WHAT IS REQUIRED
Transcribe all the records with complete accuracy.

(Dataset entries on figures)

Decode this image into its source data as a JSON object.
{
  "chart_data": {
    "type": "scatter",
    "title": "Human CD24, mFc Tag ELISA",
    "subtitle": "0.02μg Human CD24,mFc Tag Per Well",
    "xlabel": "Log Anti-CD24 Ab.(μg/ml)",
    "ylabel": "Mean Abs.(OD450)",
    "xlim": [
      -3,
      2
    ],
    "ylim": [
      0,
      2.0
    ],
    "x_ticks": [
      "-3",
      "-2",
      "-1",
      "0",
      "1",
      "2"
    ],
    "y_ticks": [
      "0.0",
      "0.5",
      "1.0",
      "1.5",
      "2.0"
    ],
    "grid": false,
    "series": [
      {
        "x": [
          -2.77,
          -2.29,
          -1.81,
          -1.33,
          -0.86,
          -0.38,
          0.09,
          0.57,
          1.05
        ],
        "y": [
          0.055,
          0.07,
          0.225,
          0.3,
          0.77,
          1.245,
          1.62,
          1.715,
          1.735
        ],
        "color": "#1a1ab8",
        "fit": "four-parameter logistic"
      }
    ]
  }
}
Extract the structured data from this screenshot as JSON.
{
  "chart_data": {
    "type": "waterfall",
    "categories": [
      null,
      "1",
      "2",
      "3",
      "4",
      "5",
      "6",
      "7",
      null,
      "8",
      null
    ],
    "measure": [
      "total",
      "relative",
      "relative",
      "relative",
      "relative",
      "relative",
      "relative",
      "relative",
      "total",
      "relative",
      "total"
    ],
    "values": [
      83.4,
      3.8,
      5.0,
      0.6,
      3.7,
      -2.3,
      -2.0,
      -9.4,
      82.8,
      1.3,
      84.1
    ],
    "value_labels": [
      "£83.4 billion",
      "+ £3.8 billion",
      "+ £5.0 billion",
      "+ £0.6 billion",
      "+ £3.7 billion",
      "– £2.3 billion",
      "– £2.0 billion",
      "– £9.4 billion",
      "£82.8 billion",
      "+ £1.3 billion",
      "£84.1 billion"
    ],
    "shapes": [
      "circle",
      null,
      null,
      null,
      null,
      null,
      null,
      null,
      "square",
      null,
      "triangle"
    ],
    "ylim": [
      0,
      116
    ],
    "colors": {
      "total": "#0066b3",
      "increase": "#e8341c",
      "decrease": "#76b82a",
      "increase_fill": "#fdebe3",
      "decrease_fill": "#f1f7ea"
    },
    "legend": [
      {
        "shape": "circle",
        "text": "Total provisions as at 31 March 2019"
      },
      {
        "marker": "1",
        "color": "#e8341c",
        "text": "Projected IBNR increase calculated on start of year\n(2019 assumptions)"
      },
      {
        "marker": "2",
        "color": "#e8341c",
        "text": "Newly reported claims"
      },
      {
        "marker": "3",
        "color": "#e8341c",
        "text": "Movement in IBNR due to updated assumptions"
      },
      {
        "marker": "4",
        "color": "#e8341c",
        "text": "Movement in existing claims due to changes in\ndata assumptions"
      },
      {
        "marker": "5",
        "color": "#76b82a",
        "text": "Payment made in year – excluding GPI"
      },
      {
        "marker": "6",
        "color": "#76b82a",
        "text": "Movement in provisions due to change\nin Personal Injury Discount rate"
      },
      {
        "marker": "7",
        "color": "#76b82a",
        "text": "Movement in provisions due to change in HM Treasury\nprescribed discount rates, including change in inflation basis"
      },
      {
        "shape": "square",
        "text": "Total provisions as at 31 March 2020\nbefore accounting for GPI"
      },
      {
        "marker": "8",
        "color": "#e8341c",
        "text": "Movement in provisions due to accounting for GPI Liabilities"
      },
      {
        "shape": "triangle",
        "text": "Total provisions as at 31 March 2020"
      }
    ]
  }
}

FINAL RESULT
Decode this image into its source data as a JSON object.
{
  "chart_data": {
    "type": "scatter",
    "title": "Human CD24, mFc Tag ELISA",
    "subtitle": "0.02μg Human CD24,mFc Tag Per Well",
    "xlabel": "Log Anti-CD24 Ab.(μg/ml)",
    "ylabel": "Mean Abs.(OD450)",
    "xlim": [
      -3,
      2
    ],
    "ylim": [
      0,
      2.0
    ],
    "x_ticks": [
      "-3",
      "-2",
      "-1",
      "0",
      "1",
      "2"
    ],
    "y_ticks": [
      "0.0",
      "0.5",
      "1.0",
      "1.5",
      "2.0"
    ],
    "grid": false,
    "series": [
      {
        "x": [
          -2.77,
          -2.29,
          -1.81,
          -1.33,
          -0.86,
          -0.38,
          0.09,
          0.57,
          1.05
        ],
        "y": [
          0.055,
          0.07,
          0.225,
          0.3,
          0.77,
          1.245,
          1.62,
          1.715,
          1.735
        ],
        "color": "#1a1ab8",
        "fit": "four-parameter logistic"
      }
    ]
  }
}
Extract the structured data from this screenshot as JSON.
{
  "chart_data": {
    "type": "waterfall",
    "categories": [
      null,
      "1",
      "2",
      "3",
      "4",
      "5",
      "6",
      "7",
      null,
      "8",
      null
    ],
    "measure": [
      "total",
      "relative",
      "relative",
      "relative",
      "relative",
      "relative",
      "relative",
      "relative",
      "total",
      "relative",
      "total"
    ],
    "values": [
      83.4,
      3.8,
      5.0,
      0.6,
      3.7,
      -2.3,
      -2.0,
      -9.4,
      82.8,
      1.3,
      84.1
    ],
    "value_labels": [
      "£83.4 billion",
      "+ £3.8 billion",
      "+ £5.0 billion",
      "+ £0.6 billion",
      "+ £3.7 billion",
      "– £2.3 billion",
      "– £2.0 billion",
      "– £9.4 billion",
      "£82.8 billion",
      "+ £1.3 billion",
      "£84.1 billion"
    ],
    "shapes": [
      "circle",
      null,
      null,
      null,
      null,
      null,
      null,
      null,
      "square",
      null,
      "triangle"
    ],
    "ylim": [
      0,
      116
    ],
    "colors": {
      "total": "#0066b3",
      "increase": "#e8341c",
      "decrease": "#76b82a",
      "increase_fill": "#fdebe3",
      "decrease_fill": "#f1f7ea"
    },
    "legend": [
      {
        "shape": "circle",
        "text": "Total provisions as at 31 March 2019"
      },
      {
        "marker": "1",
        "color": "#e8341c",
        "text": "Projected IBNR increase calculated on start of year\n(2019 assumptions)"
      },
      {
        "marker": "2",
        "color": "#e8341c",
        "text": "Newly reported claims"
      },
      {
        "marker": "3",
        "color": "#e8341c",
        "text": "Movement in IBNR due to updated assumptions"
      },
      {
        "marker": "4",
        "color": "#e8341c",
        "text": "Movement in existing claims due to changes in\ndata assumptions"
      },
      {
        "marker": "5",
        "color": "#76b82a",
        "text": "Payment made in year – excluding GPI"
      },
      {
        "marker": "6",
        "color": "#76b82a",
        "text": "Movement in provisions due to change\nin Personal Injury Discount rate"
      },
      {
        "marker": "7",
        "color": "#76b82a",
        "text": "Movement in provisions due to change in HM Treasury\nprescribed discount rates, including change in inflation basis"
      },
      {
        "shape": "square",
        "text": "Total provisions as at 31 March 2020\nbefore accounting for GPI"
      },
      {
        "marker": "8",
        "color": "#e8341c",
        "text": "Movement in provisions due to accounting for GPI Liabilities"
      },
      {
        "shape": "triangle",
        "text": "Total provisions as at 31 March 2020"
      }
    ]
  }
}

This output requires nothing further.